There is but one all pervading reality (tvayi mayi anyatra ca vishnuh ekah).  Unnecessarily (vyartham) you get angry (tvam kupyasi) at me (mayi).  If (yadi) you desire (tvam vanchasi) emancipation (vishnutvam) very soon (achirat), become (bhava) equipoised (samachittah) in all circumstances (sarvatra).

Anger and frustration are the result of a feeling of incompleteness and want.  Their source is the ignorance of the supreme truth that one, as a manifestation of the Divine that is complete, is indeed complete.  Vishnu, the Supreme, pervades everything (veveshti iti vishnuh), and this is the basis for the assertion “That thou art (tat tvam asi)” of the Upanishads (Chandogya, 6-14-3).  A true understanding of this principle does not allow for a differentiation as you, I , and other, or as mine, yours, and others’.  Therefore, one who wants to attain true liberation should consciously practice being equipoised in all situations.

Bhagavad Gita (BG, Ch 12, Verses 13-20) in its description of the one meditating on the imperishable and dear to God lists a specific bunch of qualities.  Some that are reflected in this verse are: bearing no grudge against any being (adveshta sarvabhootanam); bearing both happiness and sorrow in equipoise (samadukkha sukha kshami); free from elation, depression, fear, or agitation (harsha amarsha bhaya udvegairmukthah); one who has a focused mind in God (sthira mathih bhakthimaan mE).  In many ways, Bhaja Govindam is a distillation of the great truths expounded in Bhagavad Gita extensively.

Verse 25

Shatrou mitrE putrE bandhou mA kuru yatnam vigrahasandhou

Sarvasminnapi pashyaatmaanam sarvathrotsuja bhedagnanam

Do not make (mA kuru) effort (yatnam) (to create) division or attachment (vigrahasandhou) among enemies (shatrou), friends (mitre), offsprings (putrE) or relatives (bandhou).  See (pasya) in everything (sarvasminnapi)  oneself (aatmaanam).  Forsake (utsruja) everywhere (sarvatra) the sense of difference born of ignorance (bheda agnaanam).

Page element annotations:
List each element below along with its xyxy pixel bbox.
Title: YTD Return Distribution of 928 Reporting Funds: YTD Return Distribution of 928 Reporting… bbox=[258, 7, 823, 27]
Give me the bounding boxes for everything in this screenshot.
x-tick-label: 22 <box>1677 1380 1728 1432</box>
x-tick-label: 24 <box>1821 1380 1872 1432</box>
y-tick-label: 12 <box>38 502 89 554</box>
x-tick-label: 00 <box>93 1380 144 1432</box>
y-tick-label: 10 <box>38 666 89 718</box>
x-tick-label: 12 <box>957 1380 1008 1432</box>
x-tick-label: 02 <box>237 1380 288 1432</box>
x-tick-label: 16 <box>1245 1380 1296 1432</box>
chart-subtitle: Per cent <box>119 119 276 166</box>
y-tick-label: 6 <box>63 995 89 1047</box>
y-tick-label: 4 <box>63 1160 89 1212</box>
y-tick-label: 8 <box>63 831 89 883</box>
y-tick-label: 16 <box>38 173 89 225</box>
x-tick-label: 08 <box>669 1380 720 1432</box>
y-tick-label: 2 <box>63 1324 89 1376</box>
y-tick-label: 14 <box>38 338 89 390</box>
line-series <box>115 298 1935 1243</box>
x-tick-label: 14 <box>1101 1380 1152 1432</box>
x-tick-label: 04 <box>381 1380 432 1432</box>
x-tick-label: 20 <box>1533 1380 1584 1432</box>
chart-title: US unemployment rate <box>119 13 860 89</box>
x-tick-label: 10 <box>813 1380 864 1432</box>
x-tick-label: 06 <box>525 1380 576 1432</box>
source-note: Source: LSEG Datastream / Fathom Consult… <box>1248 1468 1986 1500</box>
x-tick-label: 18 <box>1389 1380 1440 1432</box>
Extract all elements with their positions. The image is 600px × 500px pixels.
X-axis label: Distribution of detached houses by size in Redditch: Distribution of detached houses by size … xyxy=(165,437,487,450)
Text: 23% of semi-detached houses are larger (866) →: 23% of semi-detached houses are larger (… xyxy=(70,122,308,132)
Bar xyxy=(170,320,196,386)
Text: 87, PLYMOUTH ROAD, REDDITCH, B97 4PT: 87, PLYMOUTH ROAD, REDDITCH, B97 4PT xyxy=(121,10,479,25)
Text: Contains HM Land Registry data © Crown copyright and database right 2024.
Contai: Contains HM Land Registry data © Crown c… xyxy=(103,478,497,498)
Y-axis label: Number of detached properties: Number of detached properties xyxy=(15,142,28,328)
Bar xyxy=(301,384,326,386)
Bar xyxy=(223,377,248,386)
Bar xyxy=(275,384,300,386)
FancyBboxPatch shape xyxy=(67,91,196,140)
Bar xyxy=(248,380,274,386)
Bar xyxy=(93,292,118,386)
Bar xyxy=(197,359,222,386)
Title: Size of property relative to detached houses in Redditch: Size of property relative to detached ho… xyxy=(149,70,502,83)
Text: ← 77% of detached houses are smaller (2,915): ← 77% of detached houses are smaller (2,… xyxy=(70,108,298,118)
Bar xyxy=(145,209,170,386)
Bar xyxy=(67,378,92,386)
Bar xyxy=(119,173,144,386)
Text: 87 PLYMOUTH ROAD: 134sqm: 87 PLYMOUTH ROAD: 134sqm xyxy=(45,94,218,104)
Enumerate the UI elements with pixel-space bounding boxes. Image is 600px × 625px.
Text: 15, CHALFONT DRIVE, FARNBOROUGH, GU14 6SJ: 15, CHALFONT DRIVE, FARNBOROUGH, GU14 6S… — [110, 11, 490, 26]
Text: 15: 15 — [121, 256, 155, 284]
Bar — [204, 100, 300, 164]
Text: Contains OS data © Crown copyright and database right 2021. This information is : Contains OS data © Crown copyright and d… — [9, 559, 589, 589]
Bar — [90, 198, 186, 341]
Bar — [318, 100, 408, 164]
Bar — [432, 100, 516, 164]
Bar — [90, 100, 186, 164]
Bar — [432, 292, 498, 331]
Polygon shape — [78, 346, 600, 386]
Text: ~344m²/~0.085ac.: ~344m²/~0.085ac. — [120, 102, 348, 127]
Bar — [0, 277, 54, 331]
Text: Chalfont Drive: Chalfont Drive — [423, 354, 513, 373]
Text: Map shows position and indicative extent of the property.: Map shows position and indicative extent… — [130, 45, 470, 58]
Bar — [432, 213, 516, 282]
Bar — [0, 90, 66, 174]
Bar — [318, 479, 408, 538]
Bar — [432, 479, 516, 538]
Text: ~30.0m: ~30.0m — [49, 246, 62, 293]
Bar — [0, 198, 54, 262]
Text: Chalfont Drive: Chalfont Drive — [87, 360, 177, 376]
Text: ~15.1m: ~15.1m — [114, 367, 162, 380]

### [TO-DO LIST]
1) According to the Bhaja Govindam commentary, why should someone who wants true liberation consciously practice being equipoised in all situations?
2) Copy the passage from the Bhaja Govindam commentary starting at "Shatrou mitrE putrE" and ending at "ignorance (bheda agnaanam).".

### [THE ANSWERS]
1) Vishnu, the Supreme, pervades everything, and this is the basis for the Upanishadic assertion "That thou art." A true understanding of this principle does not allow for differentiating between you, I, and others, or between mine, yours, and others'. Anger and frustration come from ignorance of this truth, which is the truth that one, as a manifestation of the complete Divine, is complete.

2)
Shatrou mitrE putrE bandhou mA kuru yatnam vigrahasandhou

Sarvasminnapi pashyaatmaanam sarvathrotsuja bhedagnanam

Do not make (mA kuru) effort (yatnam) (to create) division or attachment (vigrahasandhou) among enemies (shatrou), friends (mitre), offsprings (putrE) or relatives (bandhou).  See (pasya) in everything (sarvasminnapi)  oneself (aatmaanam).  Forsake (utsruja) everywhere (sarvatra) the sense of difference born of ignorance (bheda agnaanam).